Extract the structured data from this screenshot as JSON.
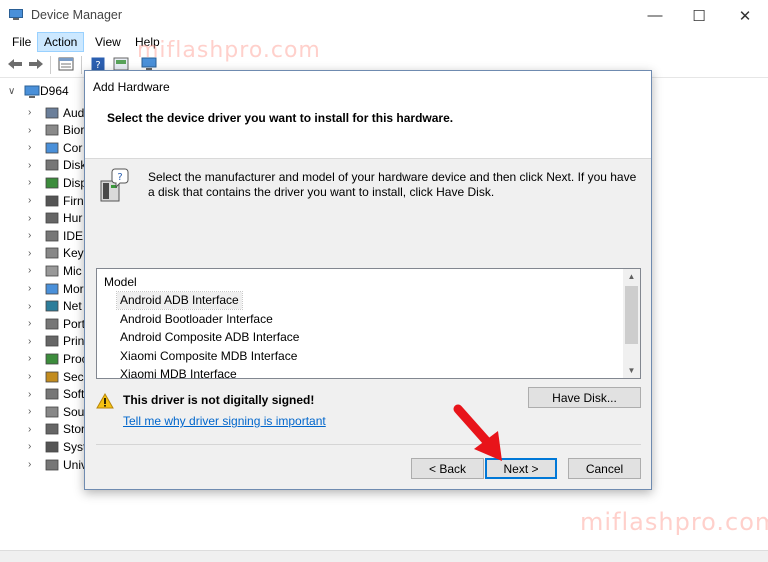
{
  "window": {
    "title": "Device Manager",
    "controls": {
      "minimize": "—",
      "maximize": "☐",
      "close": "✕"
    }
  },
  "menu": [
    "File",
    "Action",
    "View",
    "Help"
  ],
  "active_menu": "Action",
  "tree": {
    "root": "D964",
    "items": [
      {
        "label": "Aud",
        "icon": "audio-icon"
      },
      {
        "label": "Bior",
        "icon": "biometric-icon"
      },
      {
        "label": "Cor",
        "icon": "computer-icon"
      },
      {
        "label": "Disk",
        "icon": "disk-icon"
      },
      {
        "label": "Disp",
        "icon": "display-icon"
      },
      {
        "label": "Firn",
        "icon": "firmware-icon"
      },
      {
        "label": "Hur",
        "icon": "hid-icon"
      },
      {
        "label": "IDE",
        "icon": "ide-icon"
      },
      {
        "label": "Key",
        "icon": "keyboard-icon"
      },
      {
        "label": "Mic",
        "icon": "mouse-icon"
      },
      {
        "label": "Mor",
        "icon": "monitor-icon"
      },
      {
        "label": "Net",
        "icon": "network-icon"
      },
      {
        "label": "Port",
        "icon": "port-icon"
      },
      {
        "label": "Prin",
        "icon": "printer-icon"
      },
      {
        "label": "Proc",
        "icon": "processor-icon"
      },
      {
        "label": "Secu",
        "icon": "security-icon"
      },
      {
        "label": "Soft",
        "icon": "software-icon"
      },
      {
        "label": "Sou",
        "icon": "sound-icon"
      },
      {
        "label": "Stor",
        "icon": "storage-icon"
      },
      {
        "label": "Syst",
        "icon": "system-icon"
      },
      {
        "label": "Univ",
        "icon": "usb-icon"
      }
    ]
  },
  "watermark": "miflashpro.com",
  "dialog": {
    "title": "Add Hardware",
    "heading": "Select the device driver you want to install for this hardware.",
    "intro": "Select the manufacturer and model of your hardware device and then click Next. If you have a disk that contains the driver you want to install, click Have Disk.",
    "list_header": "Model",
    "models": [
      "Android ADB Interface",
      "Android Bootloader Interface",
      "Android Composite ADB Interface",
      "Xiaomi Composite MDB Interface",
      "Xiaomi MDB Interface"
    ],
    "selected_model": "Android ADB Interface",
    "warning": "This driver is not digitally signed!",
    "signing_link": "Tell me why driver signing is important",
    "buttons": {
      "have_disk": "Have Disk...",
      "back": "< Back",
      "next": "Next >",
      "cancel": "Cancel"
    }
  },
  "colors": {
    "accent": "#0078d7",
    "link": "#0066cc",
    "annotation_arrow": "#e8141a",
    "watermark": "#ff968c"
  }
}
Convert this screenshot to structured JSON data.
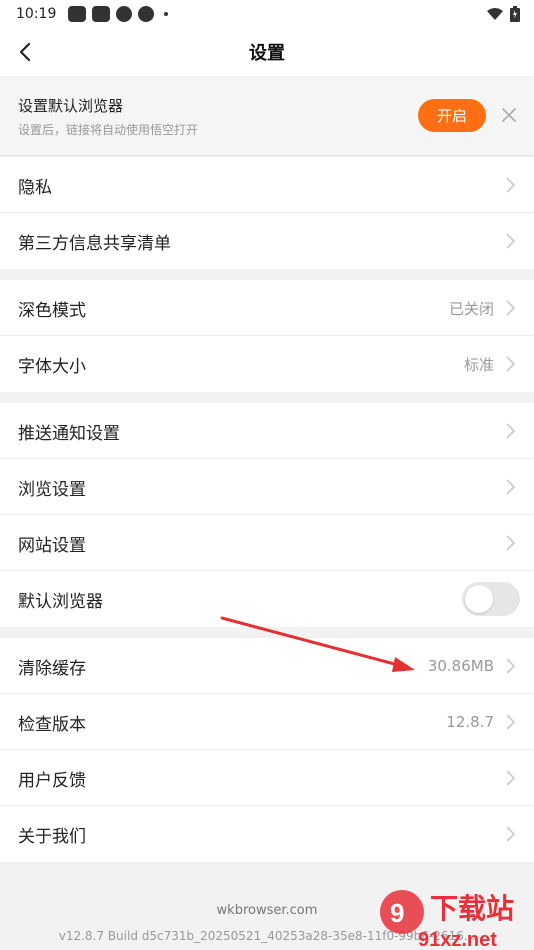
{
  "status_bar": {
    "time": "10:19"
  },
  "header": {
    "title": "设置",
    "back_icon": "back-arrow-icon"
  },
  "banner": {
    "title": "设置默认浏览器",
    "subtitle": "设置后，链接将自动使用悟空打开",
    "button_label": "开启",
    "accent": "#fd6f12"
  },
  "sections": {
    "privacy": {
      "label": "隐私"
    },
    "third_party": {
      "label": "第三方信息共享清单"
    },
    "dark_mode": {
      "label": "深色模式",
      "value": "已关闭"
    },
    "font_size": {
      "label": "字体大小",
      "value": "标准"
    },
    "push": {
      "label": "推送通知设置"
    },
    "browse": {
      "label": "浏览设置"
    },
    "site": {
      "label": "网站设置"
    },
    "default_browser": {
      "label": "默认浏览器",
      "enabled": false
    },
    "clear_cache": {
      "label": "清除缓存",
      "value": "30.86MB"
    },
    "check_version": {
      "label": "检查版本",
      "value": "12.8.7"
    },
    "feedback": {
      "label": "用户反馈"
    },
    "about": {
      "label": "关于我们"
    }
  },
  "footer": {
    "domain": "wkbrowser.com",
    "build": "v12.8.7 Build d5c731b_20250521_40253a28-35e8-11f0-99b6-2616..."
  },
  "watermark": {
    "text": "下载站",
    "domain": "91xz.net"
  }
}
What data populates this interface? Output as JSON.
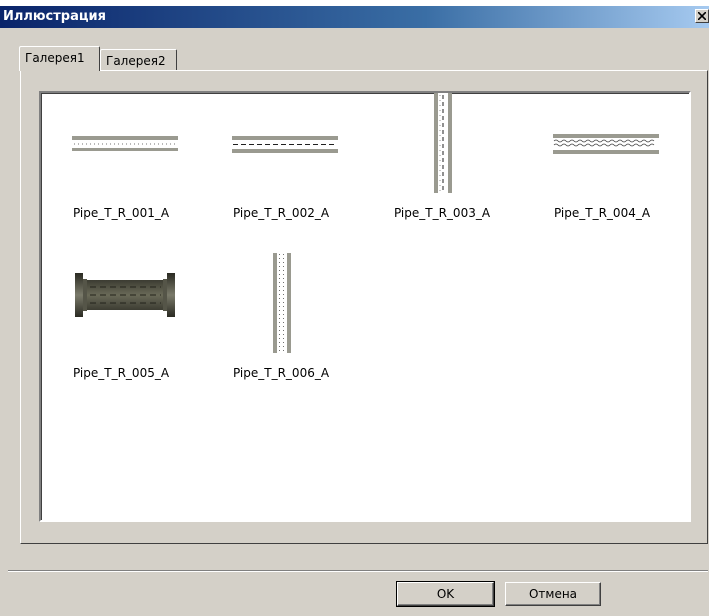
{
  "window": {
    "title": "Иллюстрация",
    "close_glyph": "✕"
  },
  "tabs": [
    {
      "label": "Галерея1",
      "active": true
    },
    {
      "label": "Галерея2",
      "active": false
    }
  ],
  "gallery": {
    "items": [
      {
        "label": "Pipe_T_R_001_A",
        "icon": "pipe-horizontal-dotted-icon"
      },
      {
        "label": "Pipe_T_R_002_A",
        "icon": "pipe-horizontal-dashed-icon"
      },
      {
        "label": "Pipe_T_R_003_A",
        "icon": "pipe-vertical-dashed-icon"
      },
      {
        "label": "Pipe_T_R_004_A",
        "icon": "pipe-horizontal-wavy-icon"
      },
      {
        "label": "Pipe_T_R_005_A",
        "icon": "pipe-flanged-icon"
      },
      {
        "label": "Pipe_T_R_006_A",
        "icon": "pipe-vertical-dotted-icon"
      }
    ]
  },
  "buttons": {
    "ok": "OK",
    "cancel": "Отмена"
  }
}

- - -

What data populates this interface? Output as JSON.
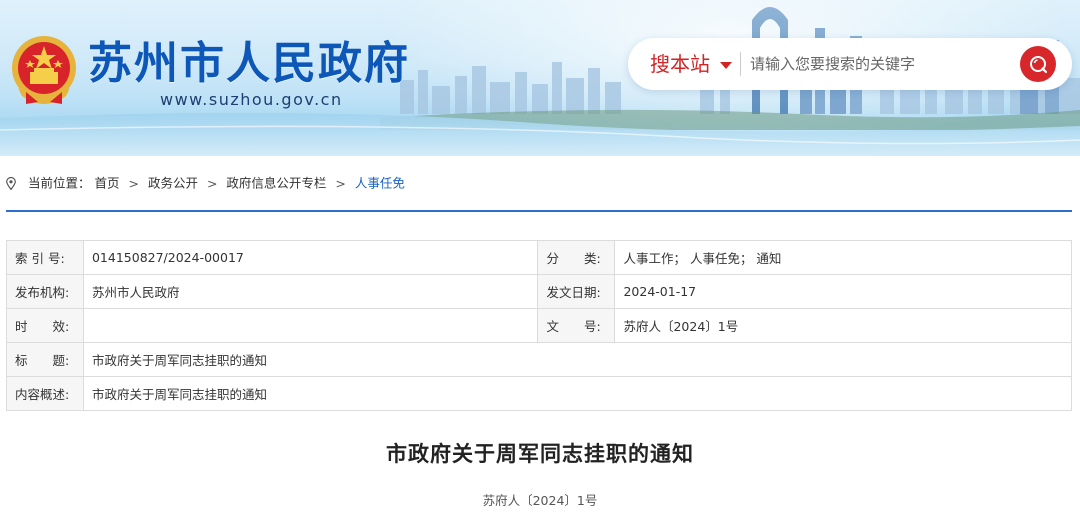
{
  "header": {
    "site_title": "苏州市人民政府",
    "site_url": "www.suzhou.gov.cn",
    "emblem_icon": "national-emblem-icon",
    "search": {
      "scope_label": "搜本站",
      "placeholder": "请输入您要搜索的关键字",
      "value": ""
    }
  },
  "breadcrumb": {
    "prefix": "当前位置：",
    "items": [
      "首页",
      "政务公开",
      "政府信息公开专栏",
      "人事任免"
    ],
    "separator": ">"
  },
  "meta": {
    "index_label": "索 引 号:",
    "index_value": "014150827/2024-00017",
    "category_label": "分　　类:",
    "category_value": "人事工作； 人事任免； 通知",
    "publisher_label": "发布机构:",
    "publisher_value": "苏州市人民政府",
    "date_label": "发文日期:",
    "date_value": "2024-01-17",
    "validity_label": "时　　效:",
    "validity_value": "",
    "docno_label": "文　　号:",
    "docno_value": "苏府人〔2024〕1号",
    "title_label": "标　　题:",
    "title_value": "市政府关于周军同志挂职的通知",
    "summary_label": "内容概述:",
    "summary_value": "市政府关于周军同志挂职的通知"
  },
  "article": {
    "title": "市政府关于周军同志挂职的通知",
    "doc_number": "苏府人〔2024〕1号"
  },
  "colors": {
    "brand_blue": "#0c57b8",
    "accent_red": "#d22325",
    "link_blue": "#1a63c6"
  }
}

- - -

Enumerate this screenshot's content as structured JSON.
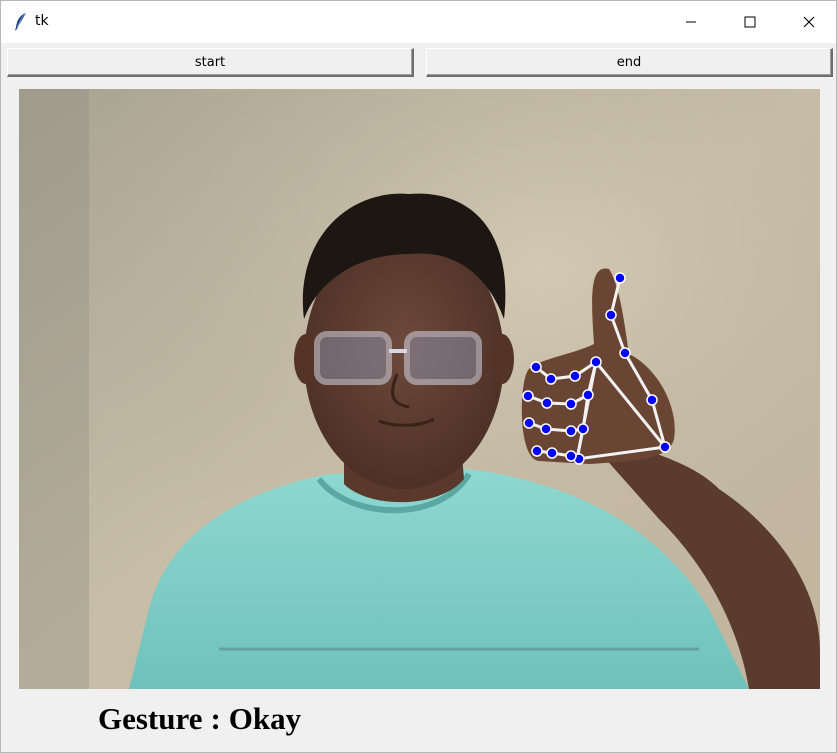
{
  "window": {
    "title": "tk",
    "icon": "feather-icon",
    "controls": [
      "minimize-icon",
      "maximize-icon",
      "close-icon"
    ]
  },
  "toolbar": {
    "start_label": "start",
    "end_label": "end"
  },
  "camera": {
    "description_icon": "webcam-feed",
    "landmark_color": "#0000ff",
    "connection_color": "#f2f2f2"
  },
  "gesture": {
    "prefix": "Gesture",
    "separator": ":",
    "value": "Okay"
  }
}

- - -

• [Task description]
Of all the lines in the listing above, how many contain the word "watermark"? Answer with the number alone.

• [Finished exercise]
3